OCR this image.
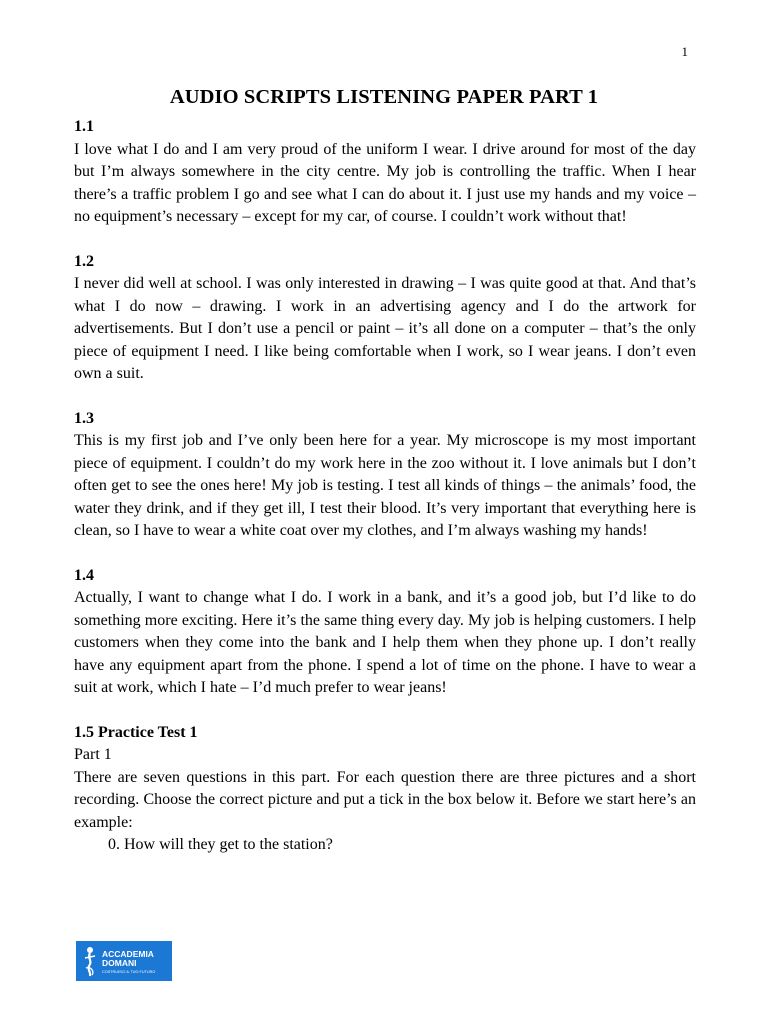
1
AUDIO SCRIPTS LISTENING PAPER PART 1

1.1

I love what I do and I am very proud of the uniform I wear. I drive around for most of the day but I’m always somewhere in the city centre. My job is controlling the traffic. When I hear there’s a traffic problem I go and see what I can do about it. I just use my hands and my voice – no equipment’s necessary – except for my car, of course. I couldn’t work without that!

1.2

I never did well at school. I was only interested in drawing – I was quite good at that. And that’s what I do now – drawing. I work in an advertising agency and I do the artwork for advertisements. But I don’t use a pencil or paint – it’s all done on a computer – that’s the only piece of equipment I need. I like being comfortable when I work, so I wear jeans. I don’t even own a suit.

1.3

This is my first job and I’ve only been here for a year. My microscope is my most important piece of equipment. I couldn’t do my work here in the zoo without it. I love animals but I don’t often get to see the ones here! My job is testing. I test all kinds of things – the animals’ food, the water they drink, and if they get ill, I test their blood. It’s very important that everything here is clean, so I have to wear a white coat over my clothes, and I’m always washing my hands!

1.4

Actually, I want to change what I do. I work in a bank, and it’s a good job, but I’d like to do something more exciting. Here it’s the same thing every day. My job is helping customers. I help customers when they come into the bank and I help them when they phone up. I don’t really have any equipment apart from the phone. I spend a lot of time on the phone. I have to wear a suit at work, which I hate – I’d much prefer to wear jeans!

1.5 Practice Test 1

Part 1

There are seven questions in this part. For each question there are three pictures and a short recording. Choose the correct picture and put a tick in the box below it. Before we start here’s an example:

0. How will they get to the station?

ACCADEMIA
DOMANI
COSTRUISCI IL TUO FUTURO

^^^^^^^^

*Required work*: Restate each entry word for word, please, but drop any images it holds.

*Exercise result*:
OCR this image.
1
AUDIO SCRIPTS LISTENING PAPER PART 1

1.1

I love what I do and I am very proud of the uniform I wear. I drive around for most of the day but I’m always somewhere in the city centre. My job is controlling the traffic. When I hear there’s a traffic problem I go and see what I can do about it. I just use my hands and my voice – no equipment’s necessary – except for my car, of course. I couldn’t work without that!

1.2

I never did well at school. I was only interested in drawing – I was quite good at that. And that’s what I do now – drawing. I work in an advertising agency and I do the artwork for advertisements. But I don’t use a pencil or paint – it’s all done on a computer – that’s the only piece of equipment I need. I like being comfortable when I work, so I wear jeans. I don’t even own a suit.

1.3

This is my first job and I’ve only been here for a year. My microscope is my most important piece of equipment. I couldn’t do my work here in the zoo without it. I love animals but I don’t often get to see the ones here! My job is testing. I test all kinds of things – the animals’ food, the water they drink, and if they get ill, I test their blood. It’s very important that everything here is clean, so I have to wear a white coat over my clothes, and I’m always washing my hands!

1.4

Actually, I want to change what I do. I work in a bank, and it’s a good job, but I’d like to do something more exciting. Here it’s the same thing every day. My job is helping customers. I help customers when they come into the bank and I help them when they phone up. I don’t really have any equipment apart from the phone. I spend a lot of time on the phone. I have to wear a suit at work, which I hate – I’d much prefer to wear jeans!

1.5 Practice Test 1

Part 1

There are seven questions in this part. For each question there are three pictures and a short recording. Choose the correct picture and put a tick in the box below it. Before we start here’s an example:

0. How will they get to the station?

ACCADEMIA
DOMANI
COSTRUISCI IL TUO FUTURO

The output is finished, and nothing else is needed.